* Aim: Scan each line of the records for the word "production" and extract the ones that have it.

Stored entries
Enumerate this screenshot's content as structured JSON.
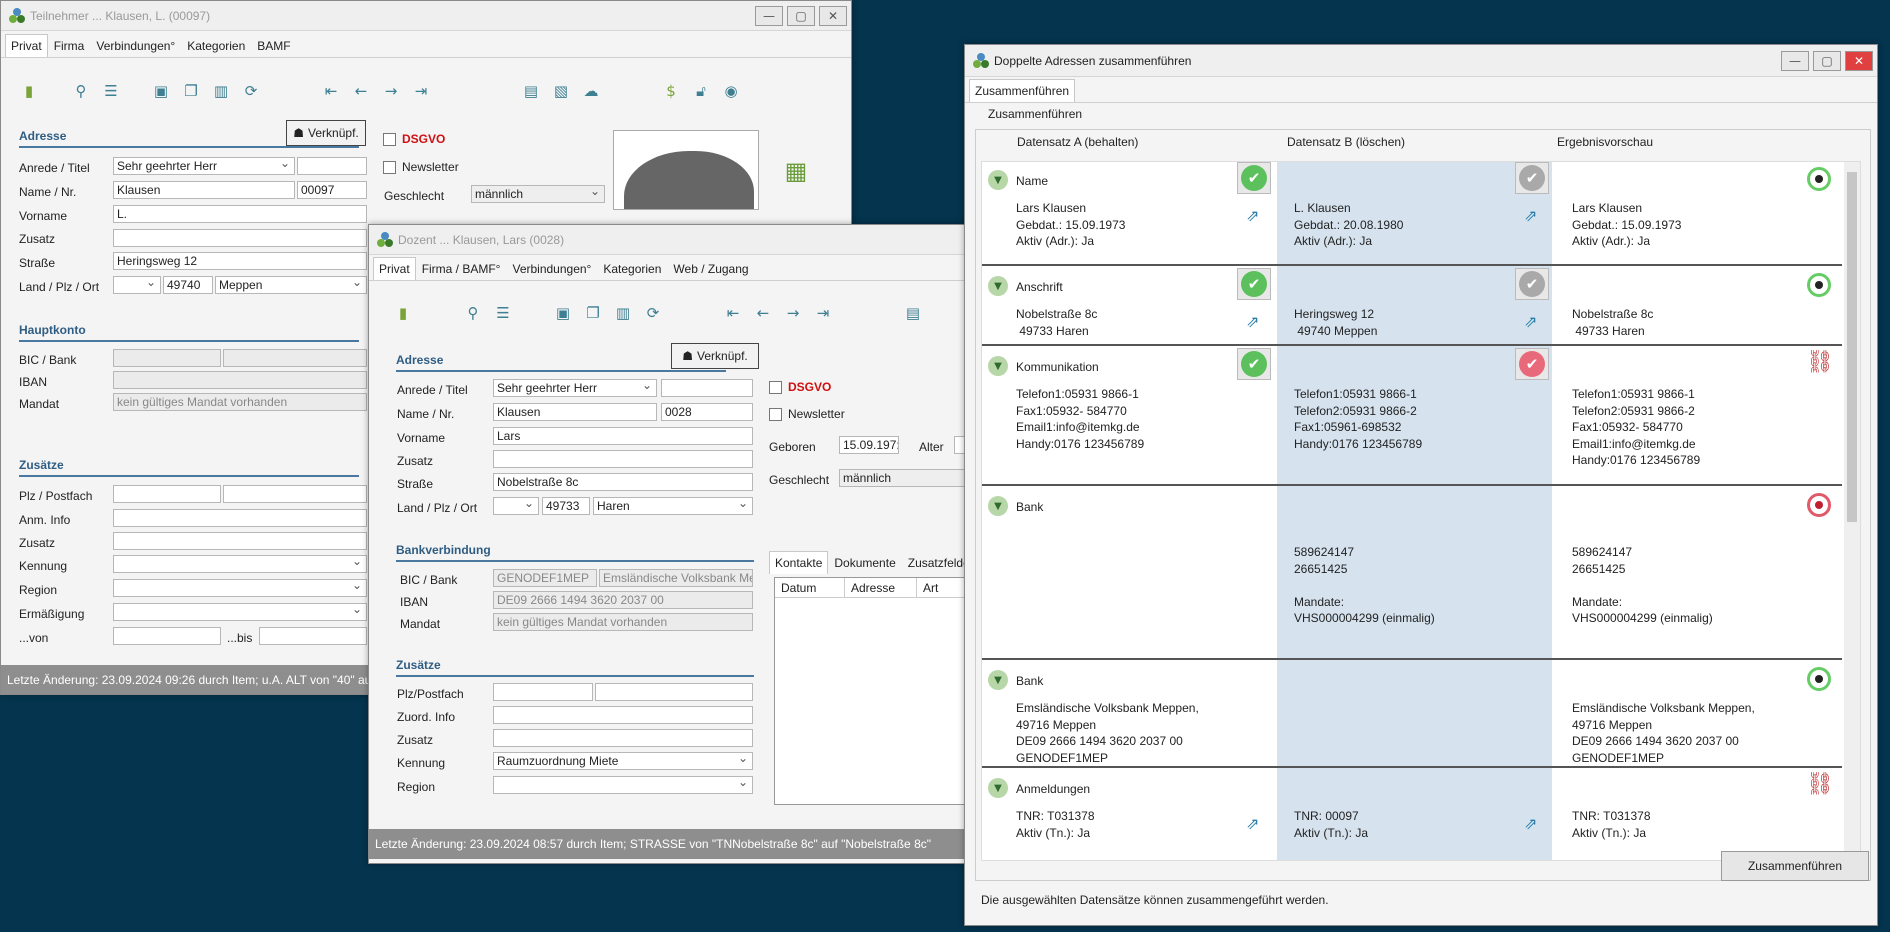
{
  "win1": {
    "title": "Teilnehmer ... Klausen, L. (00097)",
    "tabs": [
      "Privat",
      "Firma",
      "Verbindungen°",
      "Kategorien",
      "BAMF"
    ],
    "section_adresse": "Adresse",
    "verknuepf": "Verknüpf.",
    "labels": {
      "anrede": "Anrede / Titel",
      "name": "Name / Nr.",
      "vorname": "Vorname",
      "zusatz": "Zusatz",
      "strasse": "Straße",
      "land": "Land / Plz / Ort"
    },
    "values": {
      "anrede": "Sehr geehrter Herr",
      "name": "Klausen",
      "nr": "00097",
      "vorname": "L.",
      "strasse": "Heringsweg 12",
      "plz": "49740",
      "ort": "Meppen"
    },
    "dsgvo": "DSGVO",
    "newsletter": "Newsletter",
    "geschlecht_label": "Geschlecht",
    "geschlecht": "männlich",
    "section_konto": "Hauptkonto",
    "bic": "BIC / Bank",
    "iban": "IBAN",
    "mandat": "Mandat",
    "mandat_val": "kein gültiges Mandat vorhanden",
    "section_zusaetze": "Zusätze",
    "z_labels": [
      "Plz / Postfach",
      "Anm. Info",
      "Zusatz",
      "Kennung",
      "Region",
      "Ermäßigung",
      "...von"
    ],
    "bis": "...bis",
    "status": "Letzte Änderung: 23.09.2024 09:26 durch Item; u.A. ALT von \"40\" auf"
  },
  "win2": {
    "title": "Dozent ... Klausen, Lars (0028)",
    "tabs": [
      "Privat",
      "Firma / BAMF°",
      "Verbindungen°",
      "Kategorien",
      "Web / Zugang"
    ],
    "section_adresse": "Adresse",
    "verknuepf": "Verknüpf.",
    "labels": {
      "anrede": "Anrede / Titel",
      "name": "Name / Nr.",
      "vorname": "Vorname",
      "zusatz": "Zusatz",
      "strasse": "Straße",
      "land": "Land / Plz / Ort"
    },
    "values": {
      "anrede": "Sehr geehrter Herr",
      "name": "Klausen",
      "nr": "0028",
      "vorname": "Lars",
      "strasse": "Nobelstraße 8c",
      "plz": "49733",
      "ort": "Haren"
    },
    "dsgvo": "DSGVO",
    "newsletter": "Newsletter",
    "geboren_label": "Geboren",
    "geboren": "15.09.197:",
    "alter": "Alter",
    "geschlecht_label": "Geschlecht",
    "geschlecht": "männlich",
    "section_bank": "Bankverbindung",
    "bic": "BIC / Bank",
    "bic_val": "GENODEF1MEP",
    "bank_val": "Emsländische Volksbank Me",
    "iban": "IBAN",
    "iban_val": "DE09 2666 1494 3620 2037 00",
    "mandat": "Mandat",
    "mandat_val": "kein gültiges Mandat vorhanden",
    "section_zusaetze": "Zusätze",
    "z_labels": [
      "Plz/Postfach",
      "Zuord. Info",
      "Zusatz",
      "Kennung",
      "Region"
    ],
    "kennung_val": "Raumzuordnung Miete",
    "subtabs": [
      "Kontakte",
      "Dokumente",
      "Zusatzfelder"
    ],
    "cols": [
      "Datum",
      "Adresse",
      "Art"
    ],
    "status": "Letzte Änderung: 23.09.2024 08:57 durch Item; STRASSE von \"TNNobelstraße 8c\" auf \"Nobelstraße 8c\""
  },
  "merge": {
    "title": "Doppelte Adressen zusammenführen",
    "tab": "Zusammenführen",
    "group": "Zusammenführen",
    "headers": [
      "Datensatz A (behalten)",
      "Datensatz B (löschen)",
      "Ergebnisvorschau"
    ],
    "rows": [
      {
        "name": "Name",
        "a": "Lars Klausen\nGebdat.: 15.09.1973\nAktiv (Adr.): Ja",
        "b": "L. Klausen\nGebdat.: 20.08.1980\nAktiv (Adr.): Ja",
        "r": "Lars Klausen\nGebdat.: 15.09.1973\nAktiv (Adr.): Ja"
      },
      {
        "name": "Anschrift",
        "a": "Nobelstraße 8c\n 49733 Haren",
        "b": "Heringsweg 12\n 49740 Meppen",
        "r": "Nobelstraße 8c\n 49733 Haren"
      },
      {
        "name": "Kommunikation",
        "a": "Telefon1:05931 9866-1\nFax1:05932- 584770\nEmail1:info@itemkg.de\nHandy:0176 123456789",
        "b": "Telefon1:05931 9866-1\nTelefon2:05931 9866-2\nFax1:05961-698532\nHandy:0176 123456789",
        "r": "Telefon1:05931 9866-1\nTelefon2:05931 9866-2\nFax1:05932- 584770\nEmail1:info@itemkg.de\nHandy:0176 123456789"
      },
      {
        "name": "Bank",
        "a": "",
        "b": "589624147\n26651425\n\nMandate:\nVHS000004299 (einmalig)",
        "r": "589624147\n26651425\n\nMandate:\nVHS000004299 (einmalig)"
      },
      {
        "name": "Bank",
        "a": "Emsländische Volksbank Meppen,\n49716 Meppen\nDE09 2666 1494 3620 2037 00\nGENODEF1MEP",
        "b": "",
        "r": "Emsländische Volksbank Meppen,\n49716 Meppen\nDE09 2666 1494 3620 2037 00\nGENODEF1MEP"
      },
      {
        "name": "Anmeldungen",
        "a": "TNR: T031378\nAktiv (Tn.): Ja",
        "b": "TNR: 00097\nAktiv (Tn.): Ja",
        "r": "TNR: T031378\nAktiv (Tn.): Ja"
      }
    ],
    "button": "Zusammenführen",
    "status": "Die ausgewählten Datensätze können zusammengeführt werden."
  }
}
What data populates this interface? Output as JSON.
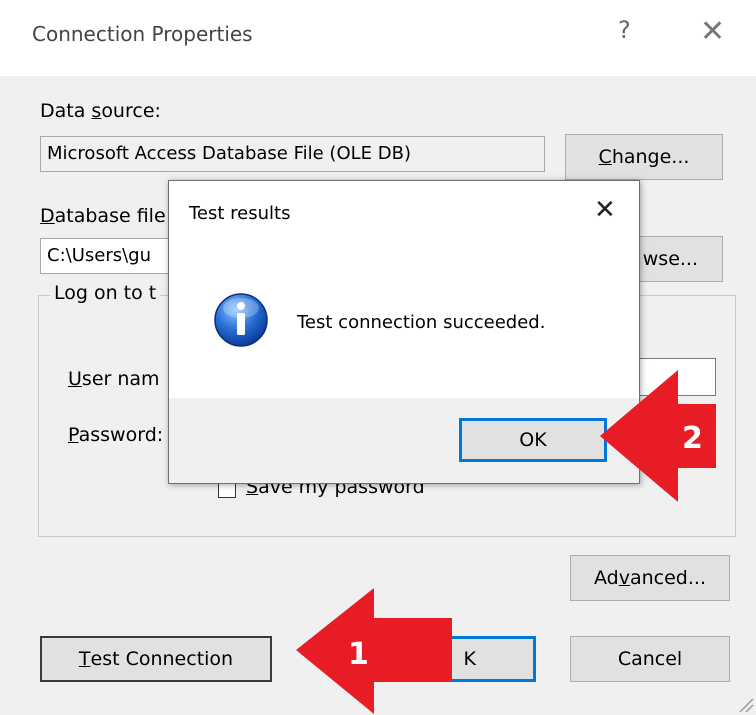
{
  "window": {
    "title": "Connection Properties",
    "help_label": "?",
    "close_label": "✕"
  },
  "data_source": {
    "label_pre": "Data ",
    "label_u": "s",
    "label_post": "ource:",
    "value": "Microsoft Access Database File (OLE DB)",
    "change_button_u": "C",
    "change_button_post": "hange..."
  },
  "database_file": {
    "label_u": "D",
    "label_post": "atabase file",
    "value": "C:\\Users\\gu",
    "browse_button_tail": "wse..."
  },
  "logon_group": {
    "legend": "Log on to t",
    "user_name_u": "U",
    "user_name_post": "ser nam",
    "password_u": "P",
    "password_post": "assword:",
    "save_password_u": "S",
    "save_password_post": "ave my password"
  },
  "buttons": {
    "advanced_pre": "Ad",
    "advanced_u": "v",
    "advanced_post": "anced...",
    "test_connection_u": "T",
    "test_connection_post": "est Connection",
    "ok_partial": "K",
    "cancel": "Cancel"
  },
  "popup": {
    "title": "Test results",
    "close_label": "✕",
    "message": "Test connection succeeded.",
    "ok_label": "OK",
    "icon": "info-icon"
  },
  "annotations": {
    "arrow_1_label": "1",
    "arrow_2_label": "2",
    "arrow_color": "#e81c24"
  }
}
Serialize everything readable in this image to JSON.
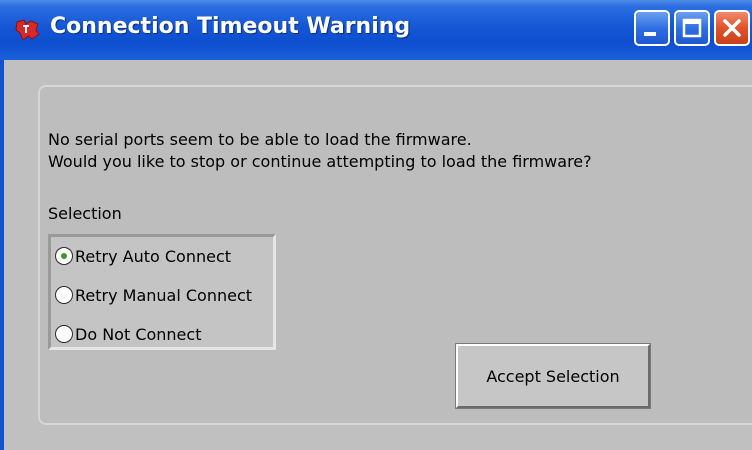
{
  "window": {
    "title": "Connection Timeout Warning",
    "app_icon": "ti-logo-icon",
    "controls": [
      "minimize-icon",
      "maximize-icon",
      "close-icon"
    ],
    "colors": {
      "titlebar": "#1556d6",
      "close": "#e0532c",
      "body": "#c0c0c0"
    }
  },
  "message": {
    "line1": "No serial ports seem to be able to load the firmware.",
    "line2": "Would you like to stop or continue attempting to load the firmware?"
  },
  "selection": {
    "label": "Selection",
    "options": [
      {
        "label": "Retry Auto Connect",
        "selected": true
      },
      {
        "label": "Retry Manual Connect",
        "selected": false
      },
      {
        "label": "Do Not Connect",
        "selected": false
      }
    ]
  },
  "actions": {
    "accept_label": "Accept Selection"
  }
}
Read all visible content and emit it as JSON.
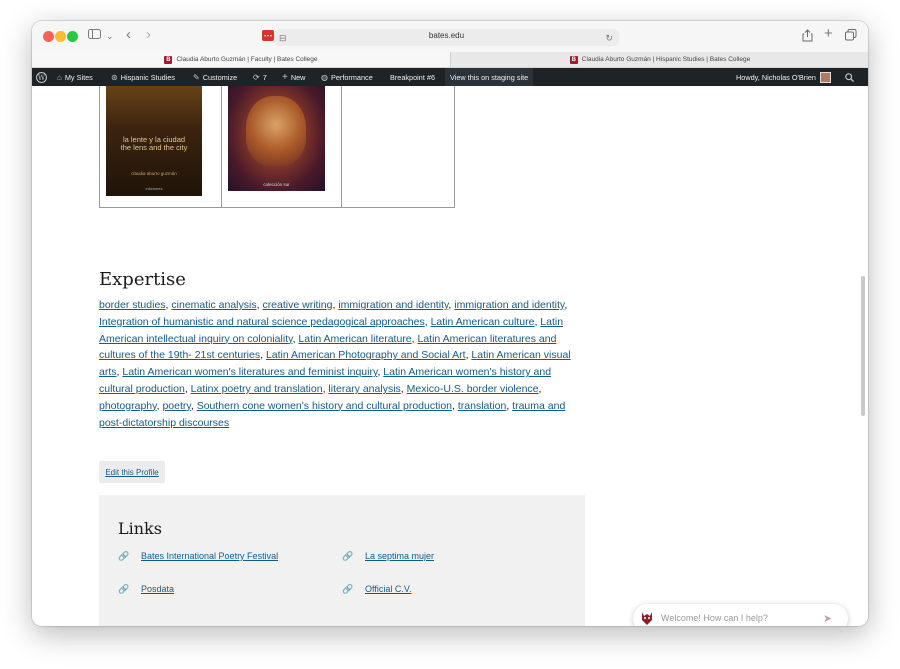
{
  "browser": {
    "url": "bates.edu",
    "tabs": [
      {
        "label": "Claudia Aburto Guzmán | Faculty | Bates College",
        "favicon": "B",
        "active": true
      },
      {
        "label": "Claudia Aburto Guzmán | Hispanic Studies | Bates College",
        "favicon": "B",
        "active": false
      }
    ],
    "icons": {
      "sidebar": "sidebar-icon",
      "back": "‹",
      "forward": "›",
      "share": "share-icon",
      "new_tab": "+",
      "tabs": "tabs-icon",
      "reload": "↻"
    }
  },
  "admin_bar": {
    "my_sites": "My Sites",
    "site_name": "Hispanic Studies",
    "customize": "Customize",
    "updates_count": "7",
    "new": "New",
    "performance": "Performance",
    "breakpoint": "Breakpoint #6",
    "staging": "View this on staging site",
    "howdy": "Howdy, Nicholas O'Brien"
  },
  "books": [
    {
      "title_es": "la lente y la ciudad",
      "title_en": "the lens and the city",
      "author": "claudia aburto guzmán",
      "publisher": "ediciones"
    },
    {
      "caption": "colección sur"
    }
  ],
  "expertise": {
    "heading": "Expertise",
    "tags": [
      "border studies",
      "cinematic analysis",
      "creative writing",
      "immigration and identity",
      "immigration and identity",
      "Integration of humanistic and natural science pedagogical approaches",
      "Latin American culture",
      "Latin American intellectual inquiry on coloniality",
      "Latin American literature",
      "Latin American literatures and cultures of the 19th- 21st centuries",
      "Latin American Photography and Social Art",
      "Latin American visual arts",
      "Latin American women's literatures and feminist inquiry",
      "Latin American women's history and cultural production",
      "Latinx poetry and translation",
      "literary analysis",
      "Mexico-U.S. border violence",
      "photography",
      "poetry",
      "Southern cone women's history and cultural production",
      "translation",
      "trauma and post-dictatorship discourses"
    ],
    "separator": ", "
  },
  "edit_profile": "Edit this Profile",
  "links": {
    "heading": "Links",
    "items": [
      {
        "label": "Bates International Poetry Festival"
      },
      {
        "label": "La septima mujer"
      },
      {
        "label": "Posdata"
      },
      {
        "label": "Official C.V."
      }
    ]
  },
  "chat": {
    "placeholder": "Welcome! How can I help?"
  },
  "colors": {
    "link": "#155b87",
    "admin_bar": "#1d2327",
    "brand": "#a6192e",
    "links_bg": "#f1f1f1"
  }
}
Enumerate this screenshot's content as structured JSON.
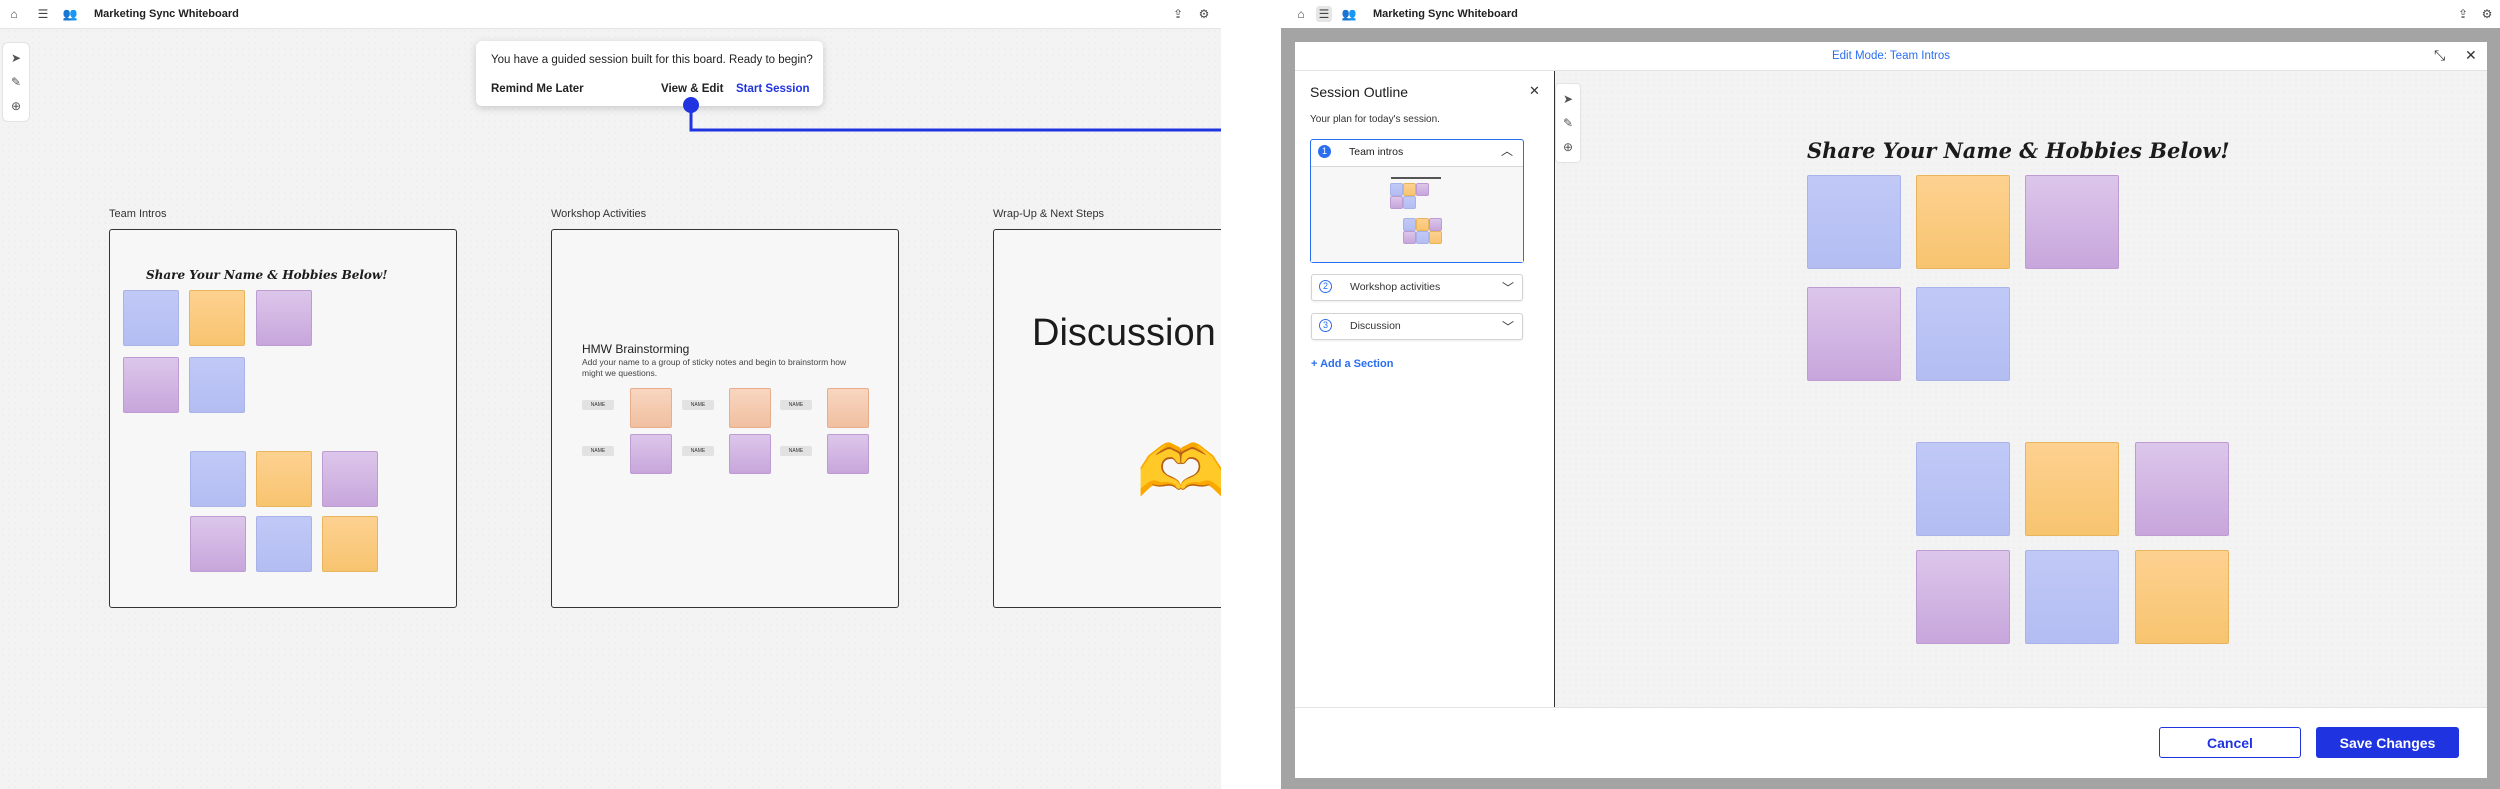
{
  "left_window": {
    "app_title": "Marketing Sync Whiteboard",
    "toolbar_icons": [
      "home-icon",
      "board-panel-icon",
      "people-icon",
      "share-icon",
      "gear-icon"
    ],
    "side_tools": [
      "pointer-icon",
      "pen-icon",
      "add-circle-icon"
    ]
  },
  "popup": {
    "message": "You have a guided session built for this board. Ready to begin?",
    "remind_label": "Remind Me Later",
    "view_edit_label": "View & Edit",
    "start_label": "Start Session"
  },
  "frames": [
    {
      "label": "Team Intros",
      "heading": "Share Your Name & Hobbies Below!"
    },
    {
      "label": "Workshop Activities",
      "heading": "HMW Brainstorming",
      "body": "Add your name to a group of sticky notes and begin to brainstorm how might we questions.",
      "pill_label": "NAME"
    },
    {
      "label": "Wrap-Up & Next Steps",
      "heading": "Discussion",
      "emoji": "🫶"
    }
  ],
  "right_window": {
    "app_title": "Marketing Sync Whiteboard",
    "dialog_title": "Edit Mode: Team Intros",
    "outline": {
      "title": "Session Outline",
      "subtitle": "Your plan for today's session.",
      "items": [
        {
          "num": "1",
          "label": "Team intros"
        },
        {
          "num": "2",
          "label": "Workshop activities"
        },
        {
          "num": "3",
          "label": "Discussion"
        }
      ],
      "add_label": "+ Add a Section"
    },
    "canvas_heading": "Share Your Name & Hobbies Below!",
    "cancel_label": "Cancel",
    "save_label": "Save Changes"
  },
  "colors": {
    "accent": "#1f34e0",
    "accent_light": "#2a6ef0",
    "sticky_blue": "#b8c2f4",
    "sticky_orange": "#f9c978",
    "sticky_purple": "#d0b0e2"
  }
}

* Reply to the task:
      "Latin American women's history and cultural production",
      "Southern cone women's history and cultural production",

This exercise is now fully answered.